**TASK DIRECTIONS**: For this exercise, copy out each line of the material below that includes "page".

**Items listed in a dataset**:
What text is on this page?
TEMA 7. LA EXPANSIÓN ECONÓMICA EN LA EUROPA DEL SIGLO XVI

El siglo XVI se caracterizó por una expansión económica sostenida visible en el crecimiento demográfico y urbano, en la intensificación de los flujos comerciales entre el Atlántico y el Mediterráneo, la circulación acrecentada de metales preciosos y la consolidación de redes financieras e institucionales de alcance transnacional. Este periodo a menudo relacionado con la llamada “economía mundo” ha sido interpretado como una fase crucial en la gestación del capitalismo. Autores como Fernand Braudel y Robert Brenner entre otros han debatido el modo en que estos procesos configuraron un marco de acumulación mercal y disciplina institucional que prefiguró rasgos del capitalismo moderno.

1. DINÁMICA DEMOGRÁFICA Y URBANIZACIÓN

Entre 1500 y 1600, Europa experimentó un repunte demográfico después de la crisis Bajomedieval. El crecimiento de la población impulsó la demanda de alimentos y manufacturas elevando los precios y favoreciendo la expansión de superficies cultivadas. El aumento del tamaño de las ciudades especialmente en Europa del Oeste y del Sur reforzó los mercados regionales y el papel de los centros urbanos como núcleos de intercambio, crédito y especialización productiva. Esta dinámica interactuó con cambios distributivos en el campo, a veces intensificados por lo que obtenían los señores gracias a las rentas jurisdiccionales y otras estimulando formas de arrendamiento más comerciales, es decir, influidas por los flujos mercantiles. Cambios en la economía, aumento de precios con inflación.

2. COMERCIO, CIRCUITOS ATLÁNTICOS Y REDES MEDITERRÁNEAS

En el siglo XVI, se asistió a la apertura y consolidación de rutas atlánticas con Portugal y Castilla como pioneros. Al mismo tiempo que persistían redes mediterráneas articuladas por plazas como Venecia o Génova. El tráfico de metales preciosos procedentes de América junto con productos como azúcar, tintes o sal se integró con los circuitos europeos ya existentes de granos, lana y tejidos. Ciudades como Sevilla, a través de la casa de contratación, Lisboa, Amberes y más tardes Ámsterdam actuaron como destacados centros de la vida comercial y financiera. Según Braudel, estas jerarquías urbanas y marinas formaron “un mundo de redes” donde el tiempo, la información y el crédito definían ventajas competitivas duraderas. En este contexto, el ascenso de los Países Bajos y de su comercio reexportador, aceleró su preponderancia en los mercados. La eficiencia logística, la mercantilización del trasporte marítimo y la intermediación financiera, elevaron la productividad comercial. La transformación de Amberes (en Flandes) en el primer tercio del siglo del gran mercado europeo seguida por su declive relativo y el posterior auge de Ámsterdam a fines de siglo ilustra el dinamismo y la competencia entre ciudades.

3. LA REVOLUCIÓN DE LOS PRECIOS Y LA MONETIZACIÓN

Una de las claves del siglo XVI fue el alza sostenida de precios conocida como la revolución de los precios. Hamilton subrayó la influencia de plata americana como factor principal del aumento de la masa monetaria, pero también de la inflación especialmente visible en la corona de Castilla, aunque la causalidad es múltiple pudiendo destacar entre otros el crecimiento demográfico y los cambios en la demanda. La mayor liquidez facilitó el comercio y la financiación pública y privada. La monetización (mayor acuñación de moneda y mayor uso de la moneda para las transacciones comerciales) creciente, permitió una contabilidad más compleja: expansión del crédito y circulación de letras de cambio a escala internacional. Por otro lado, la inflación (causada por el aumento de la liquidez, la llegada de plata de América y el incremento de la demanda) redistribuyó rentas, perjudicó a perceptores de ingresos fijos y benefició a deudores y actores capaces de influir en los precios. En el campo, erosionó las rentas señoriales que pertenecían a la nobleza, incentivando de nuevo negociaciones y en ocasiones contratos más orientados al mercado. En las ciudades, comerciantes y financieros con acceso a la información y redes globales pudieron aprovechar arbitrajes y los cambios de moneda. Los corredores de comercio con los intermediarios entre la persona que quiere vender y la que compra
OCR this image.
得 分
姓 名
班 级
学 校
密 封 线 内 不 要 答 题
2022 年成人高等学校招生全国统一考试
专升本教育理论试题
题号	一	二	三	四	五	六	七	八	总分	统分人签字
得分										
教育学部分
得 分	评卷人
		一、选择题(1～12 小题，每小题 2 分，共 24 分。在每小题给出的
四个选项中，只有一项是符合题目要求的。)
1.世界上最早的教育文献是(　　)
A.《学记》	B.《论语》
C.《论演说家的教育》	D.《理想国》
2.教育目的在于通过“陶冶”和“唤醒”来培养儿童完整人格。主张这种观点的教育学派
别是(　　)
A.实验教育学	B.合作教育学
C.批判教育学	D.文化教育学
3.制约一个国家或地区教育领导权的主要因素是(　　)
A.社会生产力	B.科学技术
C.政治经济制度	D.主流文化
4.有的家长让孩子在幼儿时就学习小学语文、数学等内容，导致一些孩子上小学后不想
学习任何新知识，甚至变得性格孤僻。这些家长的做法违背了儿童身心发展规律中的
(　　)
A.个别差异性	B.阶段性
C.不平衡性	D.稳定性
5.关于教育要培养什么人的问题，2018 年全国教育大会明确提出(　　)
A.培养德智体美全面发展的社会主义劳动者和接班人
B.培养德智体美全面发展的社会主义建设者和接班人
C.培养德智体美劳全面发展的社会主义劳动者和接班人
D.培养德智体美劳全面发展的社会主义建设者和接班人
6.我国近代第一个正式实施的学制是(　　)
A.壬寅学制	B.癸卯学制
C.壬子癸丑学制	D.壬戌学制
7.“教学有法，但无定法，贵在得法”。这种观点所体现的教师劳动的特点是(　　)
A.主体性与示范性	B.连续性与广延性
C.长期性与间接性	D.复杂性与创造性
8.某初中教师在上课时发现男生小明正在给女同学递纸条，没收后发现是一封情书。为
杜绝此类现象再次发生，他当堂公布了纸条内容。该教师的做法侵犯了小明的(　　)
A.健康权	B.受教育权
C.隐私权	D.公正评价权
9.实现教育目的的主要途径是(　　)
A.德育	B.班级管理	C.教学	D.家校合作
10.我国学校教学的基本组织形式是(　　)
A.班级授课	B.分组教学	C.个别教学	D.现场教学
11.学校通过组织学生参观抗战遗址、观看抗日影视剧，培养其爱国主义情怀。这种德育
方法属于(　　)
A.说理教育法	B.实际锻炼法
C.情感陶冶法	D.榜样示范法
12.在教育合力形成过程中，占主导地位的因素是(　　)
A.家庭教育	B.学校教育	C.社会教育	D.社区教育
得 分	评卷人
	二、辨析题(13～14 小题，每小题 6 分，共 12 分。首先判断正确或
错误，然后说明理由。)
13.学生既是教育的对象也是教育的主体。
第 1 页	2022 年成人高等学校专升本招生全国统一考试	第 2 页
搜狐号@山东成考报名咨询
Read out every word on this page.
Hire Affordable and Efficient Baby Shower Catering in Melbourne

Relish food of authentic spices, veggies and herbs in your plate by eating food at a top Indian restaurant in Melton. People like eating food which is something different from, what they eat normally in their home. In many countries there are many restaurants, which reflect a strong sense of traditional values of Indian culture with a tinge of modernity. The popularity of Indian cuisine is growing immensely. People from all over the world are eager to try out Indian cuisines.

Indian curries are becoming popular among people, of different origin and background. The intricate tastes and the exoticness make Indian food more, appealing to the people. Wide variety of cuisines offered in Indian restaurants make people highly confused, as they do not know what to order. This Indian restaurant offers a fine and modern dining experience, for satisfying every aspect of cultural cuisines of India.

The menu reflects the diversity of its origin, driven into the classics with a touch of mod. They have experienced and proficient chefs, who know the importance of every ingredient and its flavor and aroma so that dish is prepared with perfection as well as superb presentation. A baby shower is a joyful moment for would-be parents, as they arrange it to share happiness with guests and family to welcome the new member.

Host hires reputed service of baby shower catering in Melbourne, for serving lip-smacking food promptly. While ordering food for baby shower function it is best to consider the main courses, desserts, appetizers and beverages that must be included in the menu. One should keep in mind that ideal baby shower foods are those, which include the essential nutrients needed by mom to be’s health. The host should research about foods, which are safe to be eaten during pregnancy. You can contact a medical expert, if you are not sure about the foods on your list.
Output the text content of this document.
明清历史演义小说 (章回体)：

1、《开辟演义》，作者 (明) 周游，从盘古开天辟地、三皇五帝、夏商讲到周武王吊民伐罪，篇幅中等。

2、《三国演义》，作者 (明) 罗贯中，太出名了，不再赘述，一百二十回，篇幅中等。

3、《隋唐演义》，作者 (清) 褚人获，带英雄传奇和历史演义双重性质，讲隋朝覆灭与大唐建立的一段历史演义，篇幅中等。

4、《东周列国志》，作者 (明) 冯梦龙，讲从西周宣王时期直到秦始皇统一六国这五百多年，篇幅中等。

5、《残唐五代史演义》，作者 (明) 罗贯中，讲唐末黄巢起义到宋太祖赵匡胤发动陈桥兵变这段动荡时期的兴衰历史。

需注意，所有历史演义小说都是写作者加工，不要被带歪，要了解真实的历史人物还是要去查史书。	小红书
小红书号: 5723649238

**RESULT BELOW**:
What text is on this page?
Read out every word on this page.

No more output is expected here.